- [Data supplied]:
========================

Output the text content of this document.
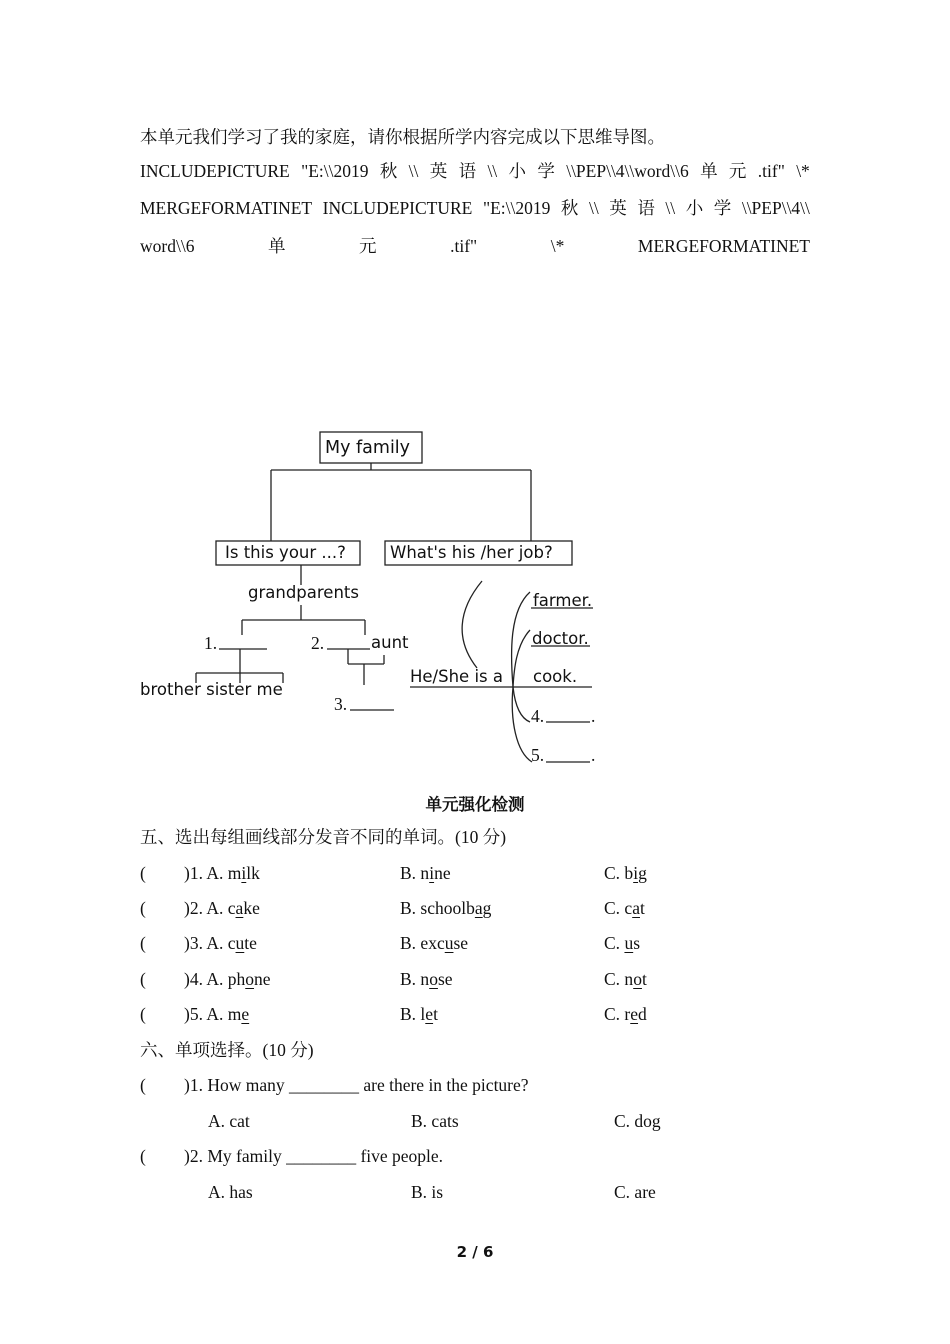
本单元我们学习了我的家庭，请你根据所学内容完成以下思维导图。
INCLUDEPICTURE "E:\\2019 秋 \\ 英 语 \\ 小 学 \\PEP\\4\\word\\6 单 元 .tif" \*
MERGEFORMATINET INCLUDEPICTURE "E:\\2019 秋 \\ 英 语 \\ 小 学 \\PEP\\4\\
word\\6	单	元	.tif"	\*	MERGEFORMATINET
My family
Is this your ...?	What's his /her job?
grandparents
1.	2.	aunt
brother sister me
3.
He/She is a
farmer.
doctor.
cook.
4.	.
5.	.
单元强化检测
五、选出每组画线部分发音不同的单词。(10 分)
( )1. A. milk	B. nine	C. big
( )2. A. cake	B. schoolbag	C. cat
( )3. A. cute	B. excuse	C. us
( )4. A. phone	B. nose	C. not
( )5. A. me	B. let	C. red
六、单项选择。(10 分)
( )1. How many ________ are there in the picture?
A. cat	B. cats	C. dog
( )2. My family ________ five people.
A. has	B. is	C. are
2 / 6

========================

- [Given exercise]: All lines holding the word "this" should be picked out and copied.

- [Exercise response]:
Output the text content of this document.
Is this your ...?	What's his /her job?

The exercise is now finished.